▶ _Written task_:
Your task is to copy each line that has the word "EURUSD".

━━ Dataset records ━━

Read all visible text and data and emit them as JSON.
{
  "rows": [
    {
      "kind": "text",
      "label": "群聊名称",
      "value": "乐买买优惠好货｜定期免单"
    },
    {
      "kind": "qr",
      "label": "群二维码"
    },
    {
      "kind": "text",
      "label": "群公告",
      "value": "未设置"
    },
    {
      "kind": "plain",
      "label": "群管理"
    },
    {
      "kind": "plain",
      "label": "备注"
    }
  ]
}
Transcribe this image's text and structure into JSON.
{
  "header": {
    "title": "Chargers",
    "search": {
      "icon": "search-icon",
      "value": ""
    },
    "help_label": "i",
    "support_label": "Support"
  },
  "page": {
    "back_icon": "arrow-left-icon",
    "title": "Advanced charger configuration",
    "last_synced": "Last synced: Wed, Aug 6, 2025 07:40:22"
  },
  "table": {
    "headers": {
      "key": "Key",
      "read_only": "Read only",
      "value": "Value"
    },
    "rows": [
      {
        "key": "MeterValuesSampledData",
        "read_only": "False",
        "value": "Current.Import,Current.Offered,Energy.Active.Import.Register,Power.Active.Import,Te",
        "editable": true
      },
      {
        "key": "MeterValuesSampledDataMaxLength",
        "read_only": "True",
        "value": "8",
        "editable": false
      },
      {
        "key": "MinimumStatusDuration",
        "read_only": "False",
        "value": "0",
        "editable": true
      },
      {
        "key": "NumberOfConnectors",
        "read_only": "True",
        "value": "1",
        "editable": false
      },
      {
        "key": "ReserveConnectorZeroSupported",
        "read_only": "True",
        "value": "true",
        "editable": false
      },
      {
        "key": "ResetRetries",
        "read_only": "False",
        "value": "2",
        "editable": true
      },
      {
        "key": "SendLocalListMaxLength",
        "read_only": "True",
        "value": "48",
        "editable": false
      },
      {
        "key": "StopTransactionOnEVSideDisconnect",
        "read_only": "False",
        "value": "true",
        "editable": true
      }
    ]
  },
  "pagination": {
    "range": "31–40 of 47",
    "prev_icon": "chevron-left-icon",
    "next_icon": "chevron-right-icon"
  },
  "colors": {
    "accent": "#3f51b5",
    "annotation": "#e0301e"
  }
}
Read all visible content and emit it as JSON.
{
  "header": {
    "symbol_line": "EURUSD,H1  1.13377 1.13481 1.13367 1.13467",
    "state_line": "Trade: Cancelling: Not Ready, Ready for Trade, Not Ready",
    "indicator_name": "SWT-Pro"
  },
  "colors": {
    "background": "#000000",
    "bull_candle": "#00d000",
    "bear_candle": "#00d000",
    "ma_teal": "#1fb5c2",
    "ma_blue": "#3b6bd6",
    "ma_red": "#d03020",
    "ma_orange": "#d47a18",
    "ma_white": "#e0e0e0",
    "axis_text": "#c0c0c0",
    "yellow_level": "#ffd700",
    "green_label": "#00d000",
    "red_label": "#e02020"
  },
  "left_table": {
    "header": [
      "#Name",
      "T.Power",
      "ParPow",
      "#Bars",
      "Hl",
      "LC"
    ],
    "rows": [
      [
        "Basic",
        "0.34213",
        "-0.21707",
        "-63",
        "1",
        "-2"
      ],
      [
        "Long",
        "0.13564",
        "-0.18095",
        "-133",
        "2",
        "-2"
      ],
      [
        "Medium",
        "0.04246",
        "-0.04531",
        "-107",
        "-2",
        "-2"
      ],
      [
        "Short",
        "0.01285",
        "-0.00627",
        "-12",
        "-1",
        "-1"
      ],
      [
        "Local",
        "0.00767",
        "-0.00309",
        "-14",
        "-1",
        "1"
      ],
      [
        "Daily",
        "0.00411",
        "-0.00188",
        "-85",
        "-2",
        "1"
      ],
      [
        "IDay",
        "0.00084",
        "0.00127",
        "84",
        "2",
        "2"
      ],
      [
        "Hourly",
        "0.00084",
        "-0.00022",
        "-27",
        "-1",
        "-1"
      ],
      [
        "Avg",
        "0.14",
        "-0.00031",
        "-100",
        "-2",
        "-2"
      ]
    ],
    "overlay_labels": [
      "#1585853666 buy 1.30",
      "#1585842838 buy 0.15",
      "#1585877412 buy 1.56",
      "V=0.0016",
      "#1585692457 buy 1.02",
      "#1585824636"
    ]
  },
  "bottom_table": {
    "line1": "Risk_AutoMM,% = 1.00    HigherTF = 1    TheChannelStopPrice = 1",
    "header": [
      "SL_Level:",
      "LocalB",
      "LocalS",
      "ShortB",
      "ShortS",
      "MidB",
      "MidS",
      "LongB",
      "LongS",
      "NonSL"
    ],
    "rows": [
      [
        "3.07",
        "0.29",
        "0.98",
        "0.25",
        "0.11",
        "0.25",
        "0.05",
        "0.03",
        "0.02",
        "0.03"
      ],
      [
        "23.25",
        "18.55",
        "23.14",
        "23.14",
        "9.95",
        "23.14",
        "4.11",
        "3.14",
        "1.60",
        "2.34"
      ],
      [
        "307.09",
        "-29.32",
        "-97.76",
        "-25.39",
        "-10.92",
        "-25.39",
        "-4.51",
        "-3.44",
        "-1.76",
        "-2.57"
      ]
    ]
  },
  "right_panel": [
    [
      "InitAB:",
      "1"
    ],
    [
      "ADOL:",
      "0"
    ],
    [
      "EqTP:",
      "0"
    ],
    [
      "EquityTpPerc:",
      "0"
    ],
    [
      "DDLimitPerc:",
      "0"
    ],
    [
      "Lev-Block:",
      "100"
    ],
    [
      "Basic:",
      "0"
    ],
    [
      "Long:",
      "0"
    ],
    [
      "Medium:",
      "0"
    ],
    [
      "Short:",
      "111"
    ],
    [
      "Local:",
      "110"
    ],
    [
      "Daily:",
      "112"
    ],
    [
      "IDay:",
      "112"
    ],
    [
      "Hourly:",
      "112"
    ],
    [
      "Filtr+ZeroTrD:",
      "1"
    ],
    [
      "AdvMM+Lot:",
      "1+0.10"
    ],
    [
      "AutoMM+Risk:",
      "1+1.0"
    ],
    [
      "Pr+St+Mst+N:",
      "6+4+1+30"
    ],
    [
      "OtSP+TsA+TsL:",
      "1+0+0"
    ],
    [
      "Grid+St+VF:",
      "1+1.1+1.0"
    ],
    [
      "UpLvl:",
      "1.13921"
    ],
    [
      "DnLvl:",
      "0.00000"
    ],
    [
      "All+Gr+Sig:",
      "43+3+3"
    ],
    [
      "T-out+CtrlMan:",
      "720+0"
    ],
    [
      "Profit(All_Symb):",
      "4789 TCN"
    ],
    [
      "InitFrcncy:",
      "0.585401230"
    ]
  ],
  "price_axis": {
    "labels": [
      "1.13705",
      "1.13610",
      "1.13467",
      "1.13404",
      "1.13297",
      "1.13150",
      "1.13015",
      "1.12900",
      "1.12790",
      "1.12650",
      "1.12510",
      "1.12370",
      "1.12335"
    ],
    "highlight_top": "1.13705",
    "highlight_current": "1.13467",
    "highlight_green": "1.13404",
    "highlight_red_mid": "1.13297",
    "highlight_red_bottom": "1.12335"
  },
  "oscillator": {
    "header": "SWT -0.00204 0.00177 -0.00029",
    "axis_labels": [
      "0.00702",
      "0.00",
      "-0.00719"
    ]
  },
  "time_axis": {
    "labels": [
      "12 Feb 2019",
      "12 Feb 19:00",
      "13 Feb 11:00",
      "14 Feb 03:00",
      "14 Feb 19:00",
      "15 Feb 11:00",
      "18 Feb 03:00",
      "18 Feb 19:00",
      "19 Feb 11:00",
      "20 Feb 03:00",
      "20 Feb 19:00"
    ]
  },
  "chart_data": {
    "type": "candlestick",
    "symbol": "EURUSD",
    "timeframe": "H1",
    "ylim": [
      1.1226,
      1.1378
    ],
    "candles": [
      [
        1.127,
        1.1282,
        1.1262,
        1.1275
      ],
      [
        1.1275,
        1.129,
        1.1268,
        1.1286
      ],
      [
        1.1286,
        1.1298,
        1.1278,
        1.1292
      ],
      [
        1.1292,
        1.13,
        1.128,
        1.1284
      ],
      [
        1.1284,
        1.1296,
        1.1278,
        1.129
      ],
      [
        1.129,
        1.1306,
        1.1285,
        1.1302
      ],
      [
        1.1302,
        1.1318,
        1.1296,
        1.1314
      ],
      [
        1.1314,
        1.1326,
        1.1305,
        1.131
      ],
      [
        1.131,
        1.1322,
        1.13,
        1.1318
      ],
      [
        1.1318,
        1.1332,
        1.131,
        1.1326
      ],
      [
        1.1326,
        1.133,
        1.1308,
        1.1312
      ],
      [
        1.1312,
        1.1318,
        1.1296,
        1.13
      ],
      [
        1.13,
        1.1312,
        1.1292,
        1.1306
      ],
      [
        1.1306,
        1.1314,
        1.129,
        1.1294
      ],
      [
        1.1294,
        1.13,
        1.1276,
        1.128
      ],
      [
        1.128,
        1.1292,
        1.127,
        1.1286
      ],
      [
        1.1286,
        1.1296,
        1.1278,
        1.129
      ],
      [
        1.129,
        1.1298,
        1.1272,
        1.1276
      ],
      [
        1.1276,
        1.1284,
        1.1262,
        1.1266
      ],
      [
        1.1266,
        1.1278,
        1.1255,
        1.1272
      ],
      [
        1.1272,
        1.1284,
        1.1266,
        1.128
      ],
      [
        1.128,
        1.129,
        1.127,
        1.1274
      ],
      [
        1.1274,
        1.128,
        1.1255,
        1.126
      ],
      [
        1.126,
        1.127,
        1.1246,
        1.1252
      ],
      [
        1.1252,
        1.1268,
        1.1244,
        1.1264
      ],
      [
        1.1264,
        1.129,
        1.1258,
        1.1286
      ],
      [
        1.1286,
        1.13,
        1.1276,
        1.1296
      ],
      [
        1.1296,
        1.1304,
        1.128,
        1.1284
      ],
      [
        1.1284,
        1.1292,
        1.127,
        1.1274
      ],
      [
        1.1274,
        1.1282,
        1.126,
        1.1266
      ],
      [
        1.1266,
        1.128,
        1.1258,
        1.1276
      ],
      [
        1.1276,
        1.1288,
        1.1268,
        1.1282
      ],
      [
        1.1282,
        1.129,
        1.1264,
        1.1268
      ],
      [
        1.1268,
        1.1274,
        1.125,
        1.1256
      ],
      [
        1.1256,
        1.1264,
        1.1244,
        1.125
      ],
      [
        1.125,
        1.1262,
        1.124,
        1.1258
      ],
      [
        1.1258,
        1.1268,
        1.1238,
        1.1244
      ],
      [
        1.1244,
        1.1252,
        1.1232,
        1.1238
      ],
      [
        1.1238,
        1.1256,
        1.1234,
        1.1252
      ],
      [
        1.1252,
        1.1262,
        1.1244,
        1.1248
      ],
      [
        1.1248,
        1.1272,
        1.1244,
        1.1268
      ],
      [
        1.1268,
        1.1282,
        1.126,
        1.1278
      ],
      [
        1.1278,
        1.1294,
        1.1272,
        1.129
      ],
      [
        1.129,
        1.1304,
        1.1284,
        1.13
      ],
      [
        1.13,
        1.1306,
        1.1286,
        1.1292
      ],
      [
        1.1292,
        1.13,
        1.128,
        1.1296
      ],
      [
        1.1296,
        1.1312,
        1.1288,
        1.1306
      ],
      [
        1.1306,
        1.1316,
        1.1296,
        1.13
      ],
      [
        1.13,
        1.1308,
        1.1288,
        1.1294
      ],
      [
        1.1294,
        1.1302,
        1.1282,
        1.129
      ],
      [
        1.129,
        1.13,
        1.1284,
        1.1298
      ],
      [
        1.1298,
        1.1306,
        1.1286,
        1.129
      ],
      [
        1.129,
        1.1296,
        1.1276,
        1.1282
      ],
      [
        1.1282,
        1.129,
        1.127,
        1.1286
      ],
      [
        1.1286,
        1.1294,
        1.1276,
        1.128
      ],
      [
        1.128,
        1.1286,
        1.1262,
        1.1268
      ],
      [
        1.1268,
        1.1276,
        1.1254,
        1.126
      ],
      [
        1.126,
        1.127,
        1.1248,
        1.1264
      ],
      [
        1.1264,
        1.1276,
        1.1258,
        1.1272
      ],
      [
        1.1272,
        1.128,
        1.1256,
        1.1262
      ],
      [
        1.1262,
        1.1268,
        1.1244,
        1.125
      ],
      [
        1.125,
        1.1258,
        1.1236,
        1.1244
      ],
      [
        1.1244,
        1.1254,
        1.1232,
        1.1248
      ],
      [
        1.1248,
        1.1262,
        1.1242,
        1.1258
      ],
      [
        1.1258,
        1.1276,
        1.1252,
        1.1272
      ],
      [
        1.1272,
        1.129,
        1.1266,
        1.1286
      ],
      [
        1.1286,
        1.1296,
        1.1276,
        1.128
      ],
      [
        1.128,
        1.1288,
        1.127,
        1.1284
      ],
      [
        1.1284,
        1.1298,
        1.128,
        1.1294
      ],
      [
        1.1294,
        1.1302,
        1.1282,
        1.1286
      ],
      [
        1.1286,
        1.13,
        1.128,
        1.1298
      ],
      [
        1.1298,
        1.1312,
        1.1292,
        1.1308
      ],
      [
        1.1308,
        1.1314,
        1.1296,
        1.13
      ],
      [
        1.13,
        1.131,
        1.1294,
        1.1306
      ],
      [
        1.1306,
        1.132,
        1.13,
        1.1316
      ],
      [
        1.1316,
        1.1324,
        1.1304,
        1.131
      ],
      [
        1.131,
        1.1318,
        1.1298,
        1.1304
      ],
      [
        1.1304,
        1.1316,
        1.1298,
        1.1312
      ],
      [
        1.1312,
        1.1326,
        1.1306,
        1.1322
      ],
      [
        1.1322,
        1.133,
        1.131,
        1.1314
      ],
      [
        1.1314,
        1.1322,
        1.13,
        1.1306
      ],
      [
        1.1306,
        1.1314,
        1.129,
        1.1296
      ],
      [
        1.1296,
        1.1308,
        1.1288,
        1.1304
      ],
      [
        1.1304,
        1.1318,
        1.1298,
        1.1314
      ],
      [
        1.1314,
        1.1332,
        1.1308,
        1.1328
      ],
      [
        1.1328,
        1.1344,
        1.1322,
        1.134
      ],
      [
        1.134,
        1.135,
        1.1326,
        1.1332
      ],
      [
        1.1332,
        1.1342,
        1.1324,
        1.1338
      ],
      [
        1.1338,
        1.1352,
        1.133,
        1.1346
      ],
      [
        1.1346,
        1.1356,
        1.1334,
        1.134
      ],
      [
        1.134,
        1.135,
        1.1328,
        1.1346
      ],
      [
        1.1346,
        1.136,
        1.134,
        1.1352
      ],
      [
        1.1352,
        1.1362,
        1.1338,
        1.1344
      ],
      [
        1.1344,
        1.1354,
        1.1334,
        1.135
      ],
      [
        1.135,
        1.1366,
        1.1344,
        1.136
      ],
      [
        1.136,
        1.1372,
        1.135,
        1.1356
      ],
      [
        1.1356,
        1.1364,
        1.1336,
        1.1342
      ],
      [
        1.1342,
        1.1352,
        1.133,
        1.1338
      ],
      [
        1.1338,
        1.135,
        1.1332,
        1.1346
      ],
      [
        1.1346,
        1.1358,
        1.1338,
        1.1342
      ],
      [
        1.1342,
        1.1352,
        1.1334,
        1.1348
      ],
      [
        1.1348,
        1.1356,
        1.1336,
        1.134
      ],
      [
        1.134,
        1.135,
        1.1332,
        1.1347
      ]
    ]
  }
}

━━━

▶ _Task solution_:
    "symbol_line": "EURUSD,H1  1.13377 1.13481 1.13367 1.13467",
    "symbol": "EURUSD",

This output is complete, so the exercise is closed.